Recorded data |
*-*-*
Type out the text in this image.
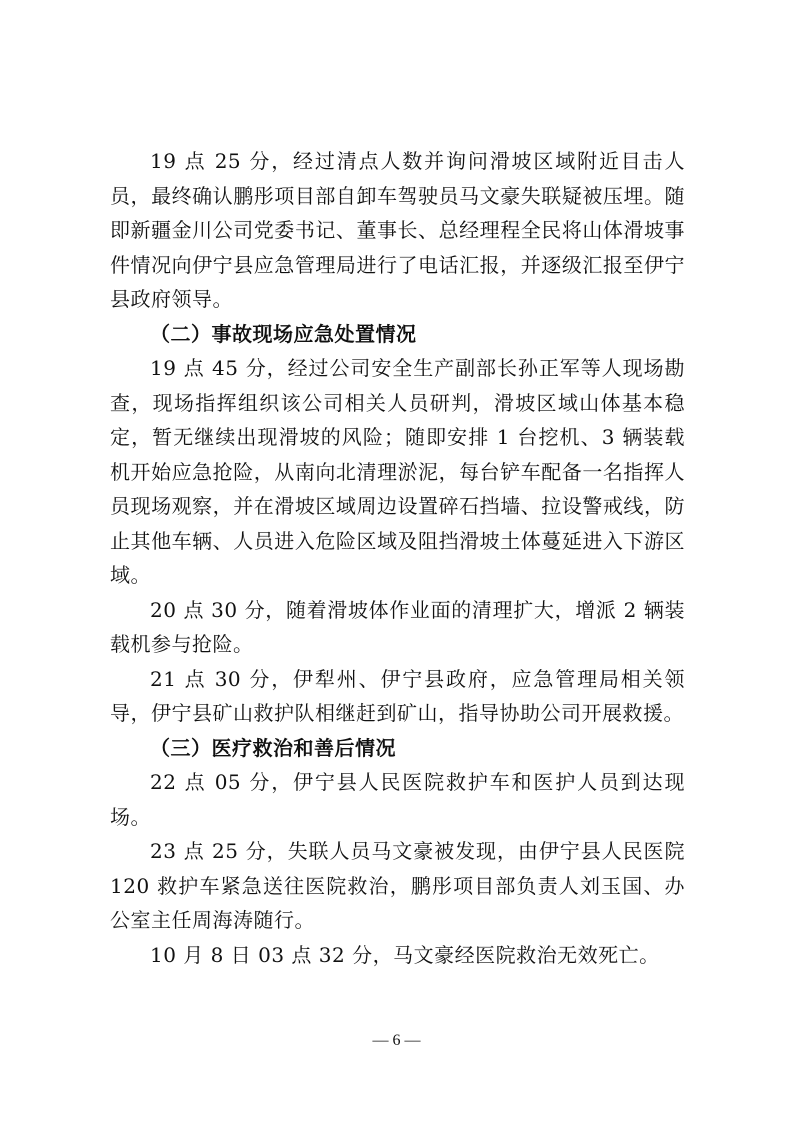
19 点 25 分，经过清点人数并询问滑坡区域附近目击人员，最终确认鹏彤项目部自卸车驾驶员马文豪失联疑被压埋。随即新疆金川公司党委书记、董事长、总经理程全民将山体滑坡事件情况向伊宁县应急管理局进行了电话汇报，并逐级汇报至伊宁县政府领导。

（二）事故现场应急处置情况

19 点 45 分，经过公司安全生产副部长孙正军等人现场勘查，现场指挥组织该公司相关人员研判，滑坡区域山体基本稳定，暂无继续出现滑坡的风险；随即安排 1 台挖机、3 辆装载机开始应急抢险，从南向北清理淤泥，每台铲车配备一名指挥人员现场观察，并在滑坡区域周边设置碎石挡墙、拉设警戒线，防止其他车辆、人员进入危险区域及阻挡滑坡土体蔓延进入下游区域。

20 点 30 分，随着滑坡体作业面的清理扩大，增派 2 辆装载机参与抢险。

21 点 30 分，伊犁州、伊宁县政府，应急管理局相关领导，伊宁县矿山救护队相继赶到矿山，指导协助公司开展救援。

（三）医疗救治和善后情况

22 点 05 分，伊宁县人民医院救护车和医护人员到达现场。

23 点 25 分，失联人员马文豪被发现，由伊宁县人民医院 120 救护车紧急送往医院救治，鹏彤项目部负责人刘玉国、办公室主任周海涛随行。

10 月 8 日 03 点 32 分，马文豪经医院救治无效死亡。

— 6 —
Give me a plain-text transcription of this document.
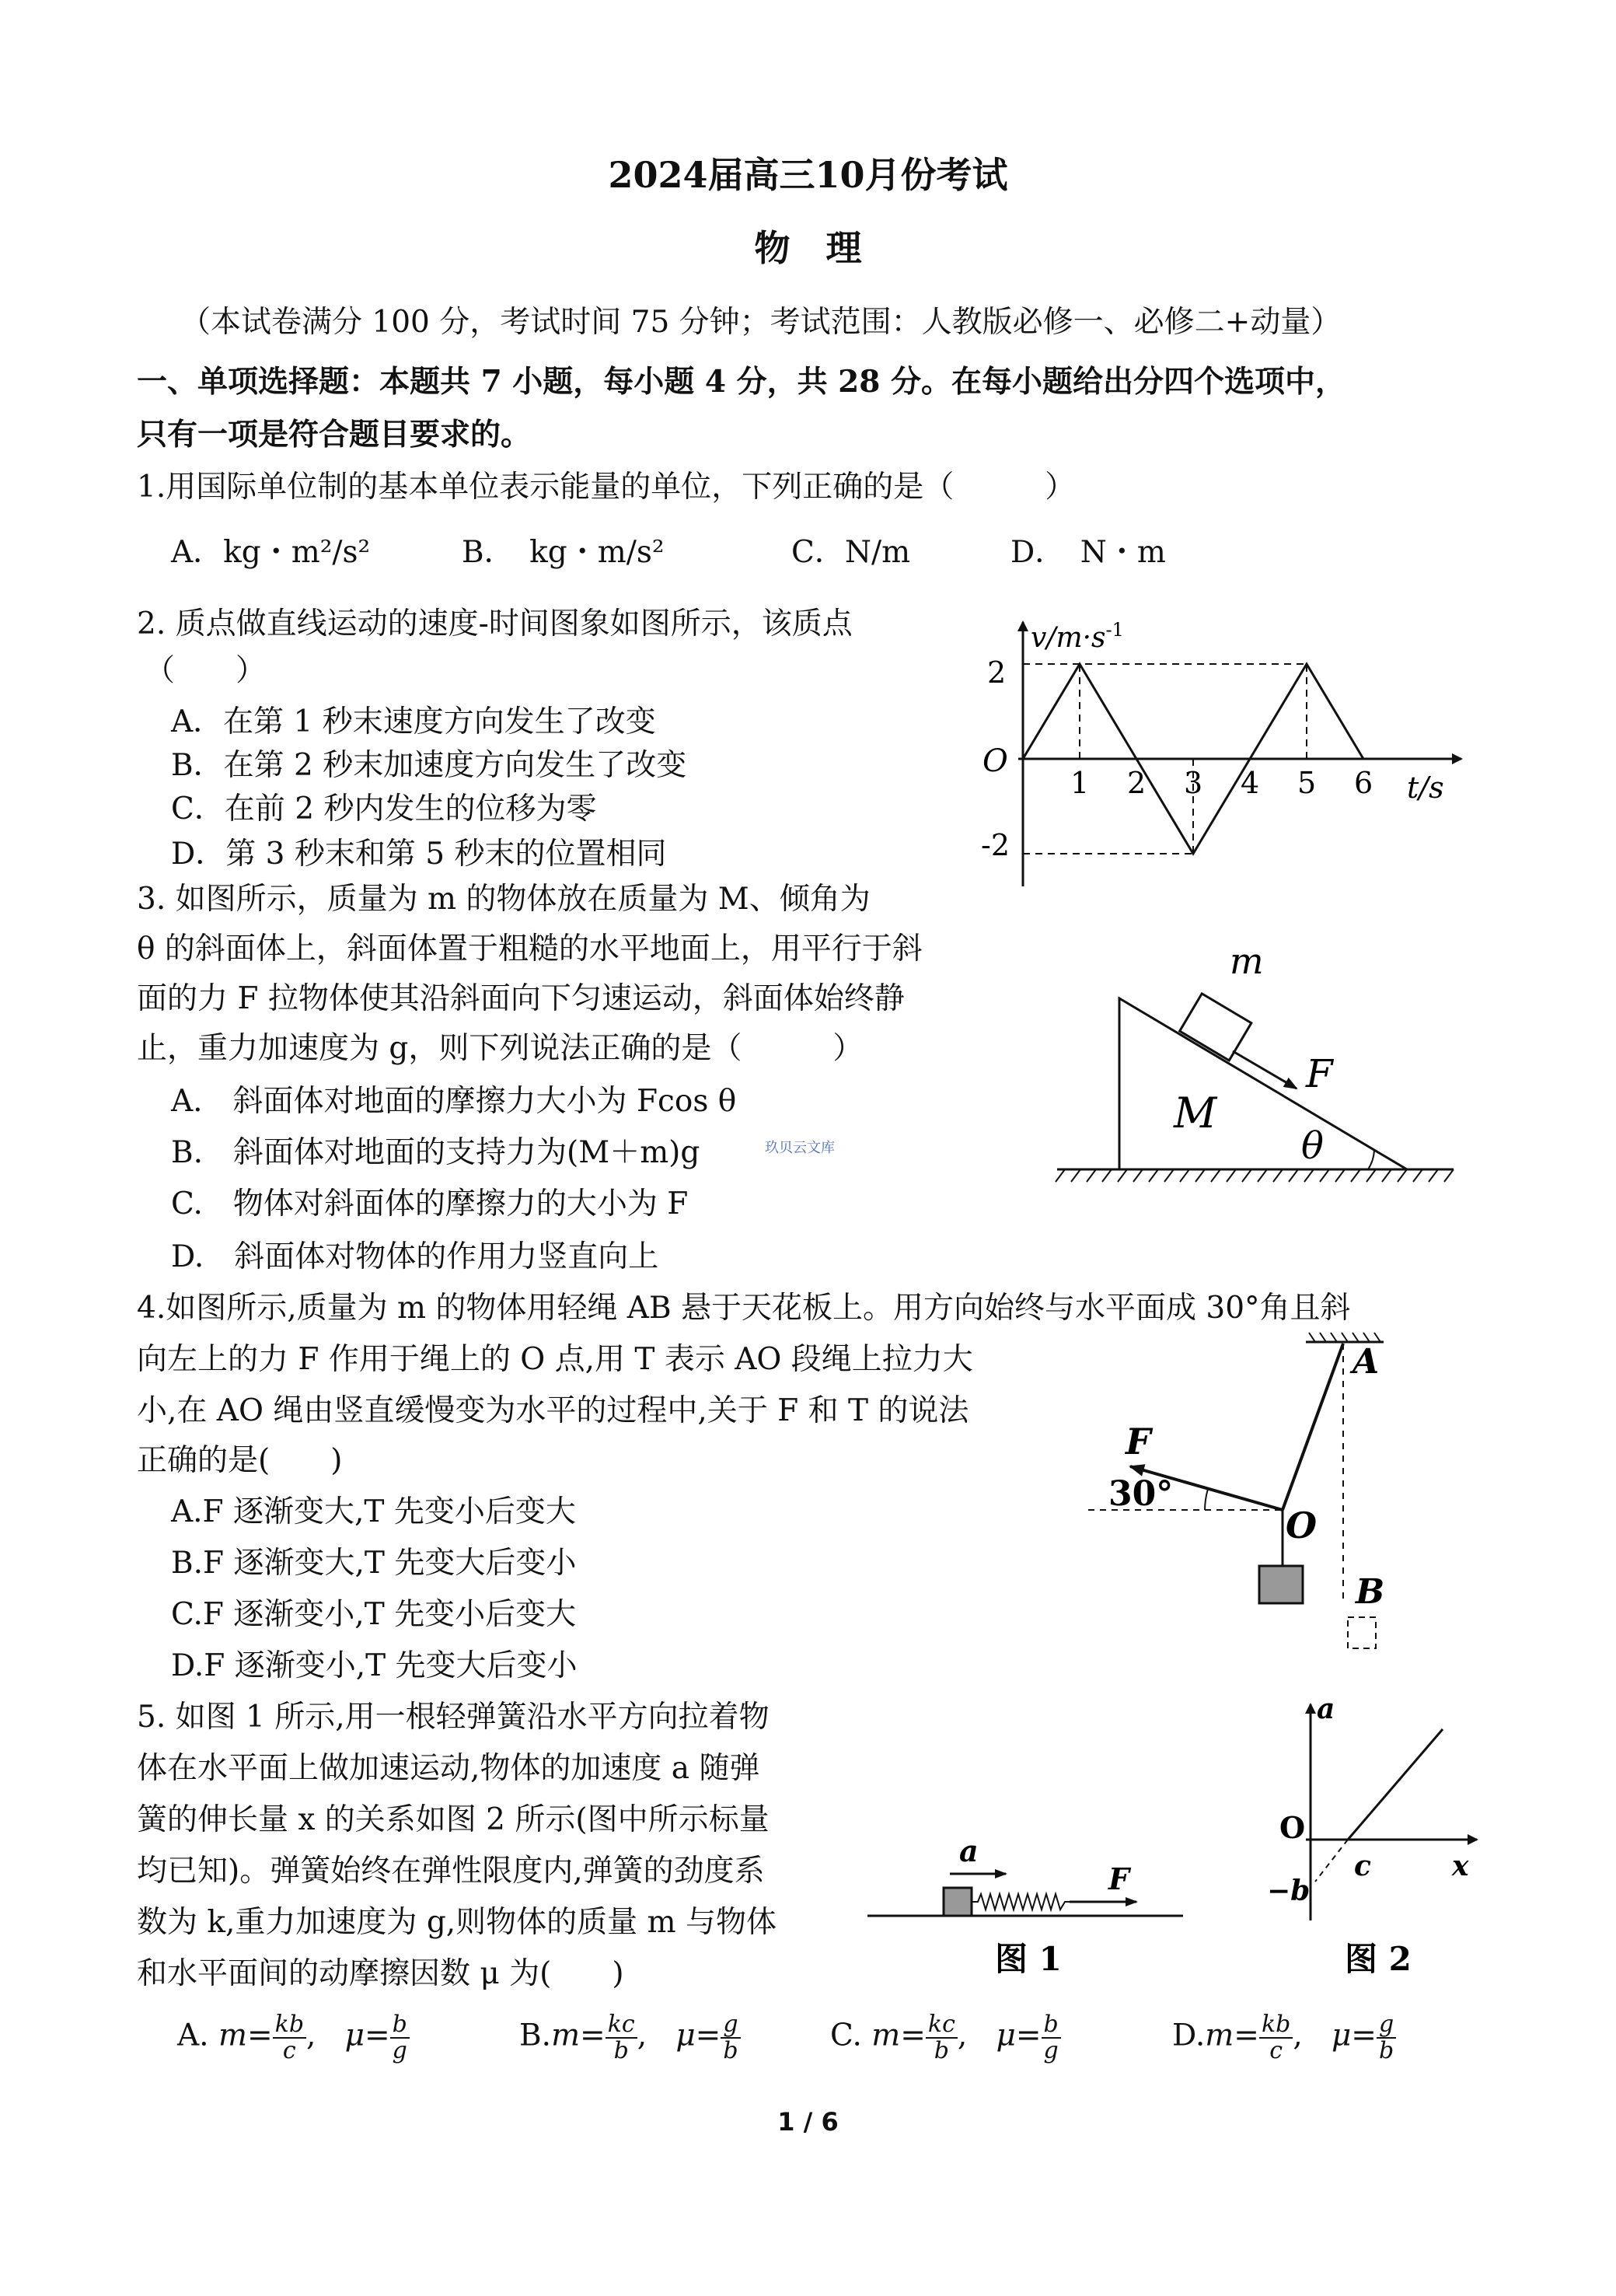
2024届高三10月份考试
物　理
（本试卷满分 100 分，考试时间 75 分钟；考试范围：人教版必修一、必修二+动量）
一、单项选择题：本题共 7 小题，每小题 4 分，共 28 分。在每小题给出分四个选项中，
只有一项是符合题目要求的。
1.用国际单位制的基本单位表示能量的单位，下列正确的是（　　　）
A．kg・m²/s²	B．　kg・m/s²	C．N/m	D．　N・m
2. 质点做直线运动的速度-时间图象如图所示，该质点
（　　）
A．在第 1 秒末速度方向发生了改变
B．在第 2 秒末加速度方向发生了改变
C．在前 2 秒内发生的位移为零
D．第 3 秒末和第 5 秒末的位置相同
1 2 3 4 5 6
O
2
-2
$v/m\cdot s^{-1}$
t/s
3. 如图所示，质量为 m 的物体放在质量为 M、倾角为
θ 的斜面体上，斜面体置于粗糙的水平地面上，用平行于斜
面的力 F 拉物体使其沿斜面向下匀速运动，斜面体始终静
止，重力加速度为 g，则下列说法正确的是（　　　）
A.　斜面体对地面的摩擦力大小为 Fcos θ
B.　斜面体对地面的支持力为(M＋m)g	玖贝云文库
C.　物体对斜面体的摩擦力的大小为 F
D.　斜面体对物体的作用力竖直向上
m
F
M
θ
4.如图所示,质量为 m 的物体用轻绳 AB 悬于天花板上。用方向始终与水平面成 30°角且斜
向左上的力 F 作用于绳上的 O 点,用 T 表示 AO 段绳上拉力大
小,在 AO 绳由竖直缓慢变为水平的过程中,关于 F 和 T 的说法
正确的是(　　)
A.F 逐渐变大,T 先变小后变大
B.F 逐渐变大,T 先变大后变小
C.F 逐渐变小,T 先变小后变大
D.F 逐渐变小,T 先变大后变小
F
30°
O
A
B
5. 如图 1 所示,用一根轻弹簧沿水平方向拉着物
体在水平面上做加速运动,物体的加速度 a 随弹
簧的伸长量 x 的关系如图 2 所示(图中所示标量
均已知)。弹簧始终在弹性限度内,弹簧的劲度系
数为 k,重力加速度为 g,则物体的质量 m 与物体
和水平面间的动摩擦因数 μ 为(　　)
a
F
图 1
a
O
c	x
−b
图 2
A. $m= \frac{kb}{c}$ ,   $\mu= \frac{b}{g}$	$B.m= \frac{kc}{b}$ ,   $\mu= \frac{g}{b}$	C. $m= \frac{kc}{b}$ ,   $\mu= \frac{b}{g}$	$D.m= \frac{kb}{c}$ ,   $\mu= \frac{g}{b}$
1 / 6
*-*-*
Brief |
Nothing in the entries should change as you copy them, except that the pictures are left out.

Task result |
Type out the text in this image.
19 点 25 分，经过清点人数并询问滑坡区域附近目击人员，最终确认鹏彤项目部自卸车驾驶员马文豪失联疑被压埋。随即新疆金川公司党委书记、董事长、总经理程全民将山体滑坡事件情况向伊宁县应急管理局进行了电话汇报，并逐级汇报至伊宁县政府领导。

（二）事故现场应急处置情况

19 点 45 分，经过公司安全生产副部长孙正军等人现场勘查，现场指挥组织该公司相关人员研判，滑坡区域山体基本稳定，暂无继续出现滑坡的风险；随即安排 1 台挖机、3 辆装载机开始应急抢险，从南向北清理淤泥，每台铲车配备一名指挥人员现场观察，并在滑坡区域周边设置碎石挡墙、拉设警戒线，防止其他车辆、人员进入危险区域及阻挡滑坡土体蔓延进入下游区域。

20 点 30 分，随着滑坡体作业面的清理扩大，增派 2 辆装载机参与抢险。

21 点 30 分，伊犁州、伊宁县政府，应急管理局相关领导，伊宁县矿山救护队相继赶到矿山，指导协助公司开展救援。

（三）医疗救治和善后情况

22 点 05 分，伊宁县人民医院救护车和医护人员到达现场。

23 点 25 分，失联人员马文豪被发现，由伊宁县人民医院 120 救护车紧急送往医院救治，鹏彤项目部负责人刘玉国、办公室主任周海涛随行。

10 月 8 日 03 点 32 分，马文豪经医院救治无效死亡。

— 6 —
Give me a plain-text transcription of this document.
2024届高三10月份考试
物　理
（本试卷满分 100 分，考试时间 75 分钟；考试范围：人教版必修一、必修二+动量）
一、单项选择题：本题共 7 小题，每小题 4 分，共 28 分。在每小题给出分四个选项中，
只有一项是符合题目要求的。
1.用国际单位制的基本单位表示能量的单位，下列正确的是（　　　）
A．kg・m²/s²	B．　kg・m/s²	C．N/m	D．　N・m
2. 质点做直线运动的速度-时间图象如图所示，该质点
（　　）
A．在第 1 秒末速度方向发生了改变
B．在第 2 秒末加速度方向发生了改变
C．在前 2 秒内发生的位移为零
D．第 3 秒末和第 5 秒末的位置相同
1 2 3 4 5 6
O
2
-2
$v/m\cdot s^{-1}$
t/s
3. 如图所示，质量为 m 的物体放在质量为 M、倾角为
θ 的斜面体上，斜面体置于粗糙的水平地面上，用平行于斜
面的力 F 拉物体使其沿斜面向下匀速运动，斜面体始终静
止，重力加速度为 g，则下列说法正确的是（　　　）
A.　斜面体对地面的摩擦力大小为 Fcos θ
B.　斜面体对地面的支持力为(M＋m)g	玖贝云文库
C.　物体对斜面体的摩擦力的大小为 F
D.　斜面体对物体的作用力竖直向上
m
F
M
θ
4.如图所示,质量为 m 的物体用轻绳 AB 悬于天花板上。用方向始终与水平面成 30°角且斜
向左上的力 F 作用于绳上的 O 点,用 T 表示 AO 段绳上拉力大
小,在 AO 绳由竖直缓慢变为水平的过程中,关于 F 和 T 的说法
正确的是(　　)
A.F 逐渐变大,T 先变小后变大
B.F 逐渐变大,T 先变大后变小
C.F 逐渐变小,T 先变小后变大
D.F 逐渐变小,T 先变大后变小
F
30°
O
A
B
5. 如图 1 所示,用一根轻弹簧沿水平方向拉着物
体在水平面上做加速运动,物体的加速度 a 随弹
簧的伸长量 x 的关系如图 2 所示(图中所示标量
均已知)。弹簧始终在弹性限度内,弹簧的劲度系
数为 k,重力加速度为 g,则物体的质量 m 与物体
和水平面间的动摩擦因数 μ 为(　　)
a
F
图 1
a
O
c	x
−b
图 2
A. $m= \frac{kb}{c}$ ,   $\mu= \frac{b}{g}$	$B.m= \frac{kc}{b}$ ,   $\mu= \frac{g}{b}$	C. $m= \frac{kc}{b}$ ,   $\mu= \frac{b}{g}$	$D.m= \frac{kb}{c}$ ,   $\mu= \frac{g}{b}$
1 / 6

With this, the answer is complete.